#### Records for this exercise ####

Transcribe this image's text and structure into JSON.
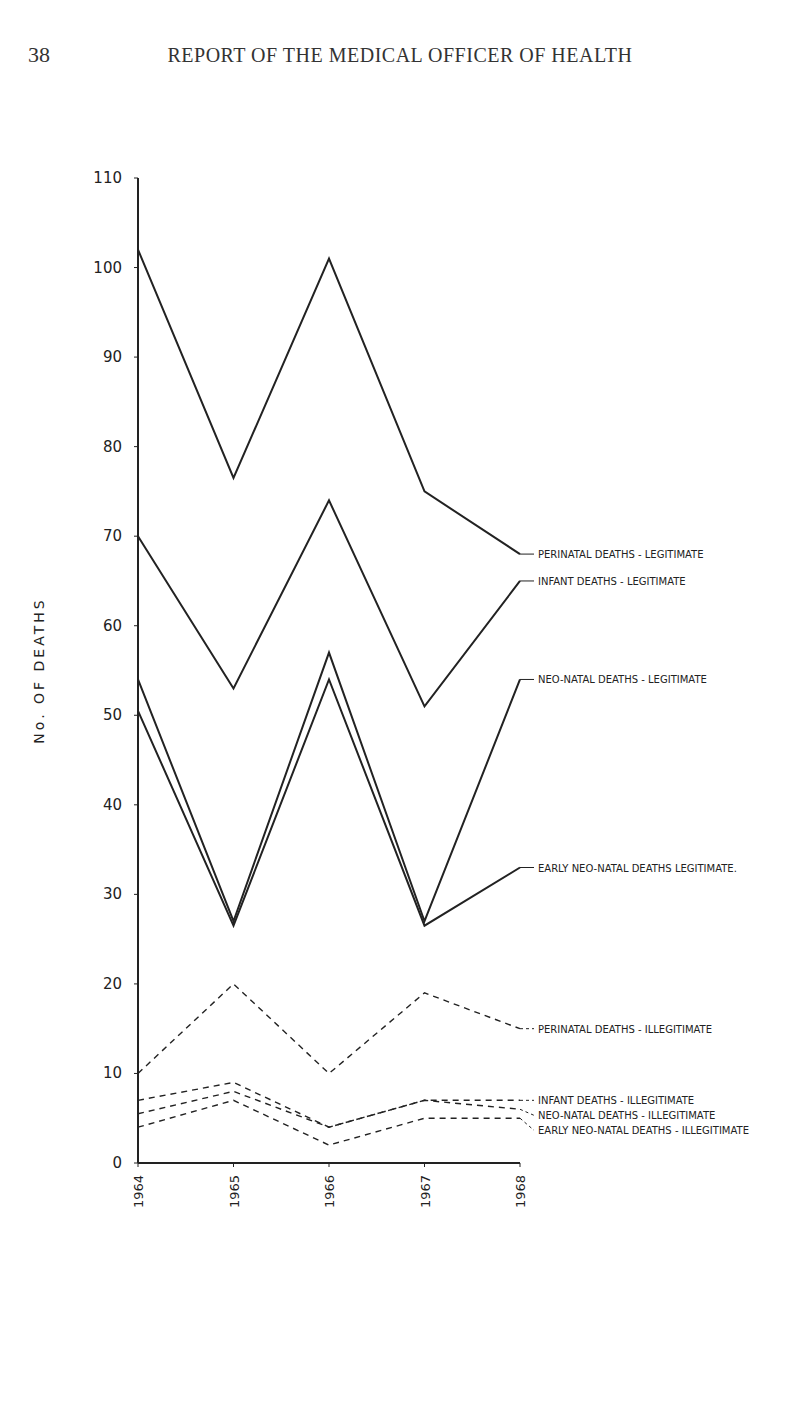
{
  "page": {
    "number": "38",
    "header": "REPORT OF THE MEDICAL OFFICER OF HEALTH"
  },
  "chart_data": {
    "type": "line",
    "y_label": "No. OF DEATHS",
    "x": [
      1964,
      1965,
      1966,
      1967,
      1968
    ],
    "xlim": [
      1964,
      1968
    ],
    "xticks": [
      1964,
      1965,
      1966,
      1967,
      1968
    ],
    "ylim": [
      0,
      110
    ],
    "yticks": [
      0,
      10,
      20,
      30,
      40,
      50,
      60,
      70,
      80,
      90,
      100,
      110
    ],
    "grid": false,
    "color": "#222222",
    "series": [
      {
        "name": "PERINATAL DEATHS - LEGITIMATE",
        "line_style": "solid",
        "values": [
          102,
          76.5,
          101,
          75,
          68
        ]
      },
      {
        "name": "INFANT DEATHS - LEGITIMATE",
        "line_style": "solid",
        "values": [
          70,
          53,
          74,
          51,
          65
        ]
      },
      {
        "name": "NEO-NATAL DEATHS - LEGITIMATE",
        "line_style": "solid",
        "values": [
          54,
          27,
          57,
          27,
          54
        ]
      },
      {
        "name": "EARLY NEO-NATAL DEATHS LEGITIMATE.",
        "line_style": "solid",
        "values": [
          50.5,
          26.5,
          54,
          26.5,
          33
        ]
      },
      {
        "name": "PERINATAL DEATHS - ILLEGITIMATE",
        "line_style": "dashed",
        "values": [
          10,
          20,
          10,
          19,
          15
        ]
      },
      {
        "name": "INFANT DEATHS - ILLEGITIMATE",
        "line_style": "dashed",
        "values": [
          7,
          9,
          4,
          7,
          7
        ]
      },
      {
        "name": "NEO-NATAL DEATHS - ILLEGITIMATE",
        "line_style": "dashed",
        "values": [
          5.5,
          8,
          4,
          7,
          6
        ]
      },
      {
        "name": "EARLY NEO-NATAL DEATHS - ILLEGITIMATE",
        "line_style": "dashed",
        "values": [
          4,
          7,
          2,
          5,
          5
        ]
      }
    ]
  }
}
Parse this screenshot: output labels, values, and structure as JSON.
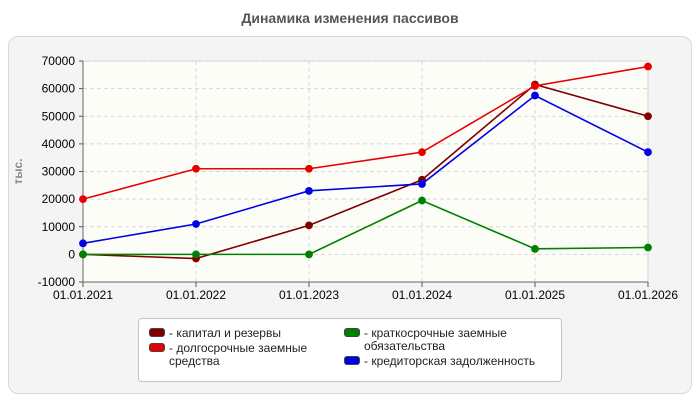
{
  "chart_data": {
    "type": "line",
    "title": "Динамика изменения пассивов",
    "ylabel": "тыс.",
    "xlabel": "",
    "x": [
      "01.01.2021",
      "01.01.2022",
      "01.01.2023",
      "01.01.2024",
      "01.01.2025",
      "01.01.2026"
    ],
    "ylim": [
      -10000,
      70000
    ],
    "yticks": [
      -10000,
      0,
      10000,
      20000,
      30000,
      40000,
      50000,
      60000,
      70000
    ],
    "grid": true,
    "legend_position": "bottom",
    "series": [
      {
        "name": "капитал и резервы",
        "color": "#800000",
        "values": [
          0,
          -1500,
          10500,
          27000,
          61500,
          50000
        ]
      },
      {
        "name": "долгосрочные заемные средства",
        "color": "#e60000",
        "values": [
          20000,
          31000,
          31000,
          37000,
          61000,
          68000
        ]
      },
      {
        "name": "краткосрочные заемные обязательства",
        "color": "#008000",
        "values": [
          0,
          0,
          0,
          19500,
          2000,
          2500
        ]
      },
      {
        "name": "кредиторская задолженность",
        "color": "#0000e6",
        "values": [
          4000,
          11000,
          23000,
          25500,
          57500,
          37000
        ]
      }
    ]
  }
}
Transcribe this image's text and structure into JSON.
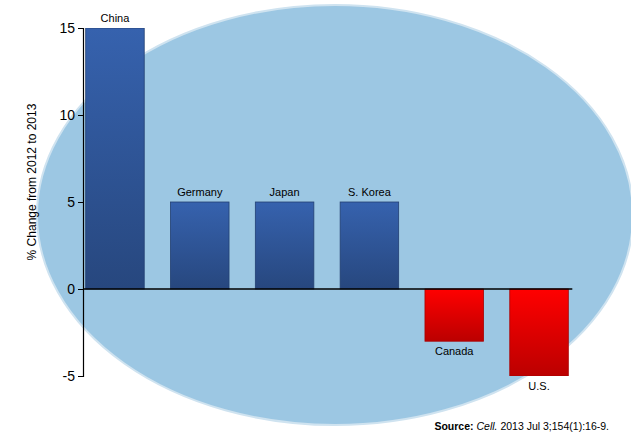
{
  "chart_data": {
    "type": "bar",
    "y_label": "% Change from 2012 to 2013",
    "categories": [
      "China",
      "Germany",
      "Japan",
      "S. Korea",
      "Canada",
      "U.S."
    ],
    "values": [
      15,
      5,
      5,
      5,
      -3,
      -5
    ],
    "colors": [
      "#2f5597",
      "#2f5597",
      "#2f5597",
      "#2f5597",
      "#e00000",
      "#e00000"
    ],
    "ylim": [
      -5,
      15
    ],
    "yticks": [
      -5,
      0,
      5,
      10,
      15
    ],
    "grid": false,
    "data_labels": false,
    "source": "Source: Cell. 2013 Jul 3;154(1):16-9."
  }
}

####

▶ _What you should do_: For the data above, state only how many lines include the word "EARLY".

▶ _Right answer_: 2